::: DATASET RECORDS

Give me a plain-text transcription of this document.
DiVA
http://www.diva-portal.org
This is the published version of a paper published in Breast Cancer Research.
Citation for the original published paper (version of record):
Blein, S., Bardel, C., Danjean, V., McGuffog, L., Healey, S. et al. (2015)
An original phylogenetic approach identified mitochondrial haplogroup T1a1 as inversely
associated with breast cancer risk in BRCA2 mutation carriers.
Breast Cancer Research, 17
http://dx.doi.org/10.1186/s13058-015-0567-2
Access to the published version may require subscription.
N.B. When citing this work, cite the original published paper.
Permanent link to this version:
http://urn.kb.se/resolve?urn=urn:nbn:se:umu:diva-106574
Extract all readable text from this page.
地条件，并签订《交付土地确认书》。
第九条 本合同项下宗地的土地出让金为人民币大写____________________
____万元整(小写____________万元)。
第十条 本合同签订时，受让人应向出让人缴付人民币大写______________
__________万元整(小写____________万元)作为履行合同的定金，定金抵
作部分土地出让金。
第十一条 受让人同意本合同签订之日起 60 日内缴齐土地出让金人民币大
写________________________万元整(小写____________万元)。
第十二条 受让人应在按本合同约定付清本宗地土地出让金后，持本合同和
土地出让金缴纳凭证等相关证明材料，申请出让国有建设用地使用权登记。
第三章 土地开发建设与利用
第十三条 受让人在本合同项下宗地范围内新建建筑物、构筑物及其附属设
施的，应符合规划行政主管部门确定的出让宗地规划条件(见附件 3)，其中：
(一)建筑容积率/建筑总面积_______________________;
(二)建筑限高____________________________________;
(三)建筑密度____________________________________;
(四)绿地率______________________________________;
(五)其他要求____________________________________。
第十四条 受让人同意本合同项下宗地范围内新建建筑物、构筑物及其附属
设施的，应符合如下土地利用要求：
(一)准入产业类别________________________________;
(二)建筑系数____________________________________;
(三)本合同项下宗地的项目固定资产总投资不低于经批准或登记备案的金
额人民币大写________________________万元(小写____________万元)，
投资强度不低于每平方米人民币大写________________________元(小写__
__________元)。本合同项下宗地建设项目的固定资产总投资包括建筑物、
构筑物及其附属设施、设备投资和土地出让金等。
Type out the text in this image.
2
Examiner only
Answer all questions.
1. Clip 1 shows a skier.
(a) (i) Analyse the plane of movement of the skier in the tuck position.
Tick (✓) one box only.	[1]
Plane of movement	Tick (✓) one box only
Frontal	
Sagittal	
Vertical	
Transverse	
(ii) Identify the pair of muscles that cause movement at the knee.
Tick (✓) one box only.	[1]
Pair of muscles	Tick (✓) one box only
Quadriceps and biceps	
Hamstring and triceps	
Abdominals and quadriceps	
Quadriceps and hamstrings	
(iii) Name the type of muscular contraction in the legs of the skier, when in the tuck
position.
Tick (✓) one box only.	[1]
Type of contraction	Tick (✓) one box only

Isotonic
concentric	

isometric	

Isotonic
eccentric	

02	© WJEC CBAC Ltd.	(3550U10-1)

::::::

→ **WHAT YOU SHOULD DO**: Copy out the whole listing, exactly as written.

→ **THE COMPLETED TASK**:
Give me a plain-text transcription of this document.
DiVA
http://www.diva-portal.org
This is the published version of a paper published in Breast Cancer Research.
Citation for the original published paper (version of record):
Blein, S., Bardel, C., Danjean, V., McGuffog, L., Healey, S. et al. (2015)
An original phylogenetic approach identified mitochondrial haplogroup T1a1 as inversely
associated with breast cancer risk in BRCA2 mutation carriers.
Breast Cancer Research, 17
http://dx.doi.org/10.1186/s13058-015-0567-2
Access to the published version may require subscription.
N.B. When citing this work, cite the original published paper.
Permanent link to this version:
http://urn.kb.se/resolve?urn=urn:nbn:se:umu:diva-106574
Extract all readable text from this page.
地条件，并签订《交付土地确认书》。
第九条 本合同项下宗地的土地出让金为人民币大写____________________
____万元整(小写____________万元)。
第十条 本合同签订时，受让人应向出让人缴付人民币大写______________
__________万元整(小写____________万元)作为履行合同的定金，定金抵
作部分土地出让金。
第十一条 受让人同意本合同签订之日起 60 日内缴齐土地出让金人民币大
写________________________万元整(小写____________万元)。
第十二条 受让人应在按本合同约定付清本宗地土地出让金后，持本合同和
土地出让金缴纳凭证等相关证明材料，申请出让国有建设用地使用权登记。
第三章 土地开发建设与利用
第十三条 受让人在本合同项下宗地范围内新建建筑物、构筑物及其附属设
施的，应符合规划行政主管部门确定的出让宗地规划条件(见附件 3)，其中：
(一)建筑容积率/建筑总面积_______________________;
(二)建筑限高____________________________________;
(三)建筑密度____________________________________;
(四)绿地率______________________________________;
(五)其他要求____________________________________。
第十四条 受让人同意本合同项下宗地范围内新建建筑物、构筑物及其附属
设施的，应符合如下土地利用要求：
(一)准入产业类别________________________________;
(二)建筑系数____________________________________;
(三)本合同项下宗地的项目固定资产总投资不低于经批准或登记备案的金
额人民币大写________________________万元(小写____________万元)，
投资强度不低于每平方米人民币大写________________________元(小写__
__________元)。本合同项下宗地建设项目的固定资产总投资包括建筑物、
构筑物及其附属设施、设备投资和土地出让金等。
Type out the text in this image.
2
Examiner only
Answer all questions.
1. Clip 1 shows a skier.
(a) (i) Analyse the plane of movement of the skier in the tuck position.
Tick (✓) one box only.	[1]
Plane of movement	Tick (✓) one box only
Frontal	
Sagittal	
Vertical	
Transverse	
(ii) Identify the pair of muscles that cause movement at the knee.
Tick (✓) one box only.	[1]
Pair of muscles	Tick (✓) one box only
Quadriceps and biceps	
Hamstring and triceps	
Abdominals and quadriceps	
Quadriceps and hamstrings	
(iii) Name the type of muscular contraction in the legs of the skier, when in the tuck
position.
Tick (✓) one box only.	[1]
Type of contraction	Tick (✓) one box only

Isotonic
concentric	

isometric	

Isotonic
eccentric	

02	© WJEC CBAC Ltd.	(3550U10-1)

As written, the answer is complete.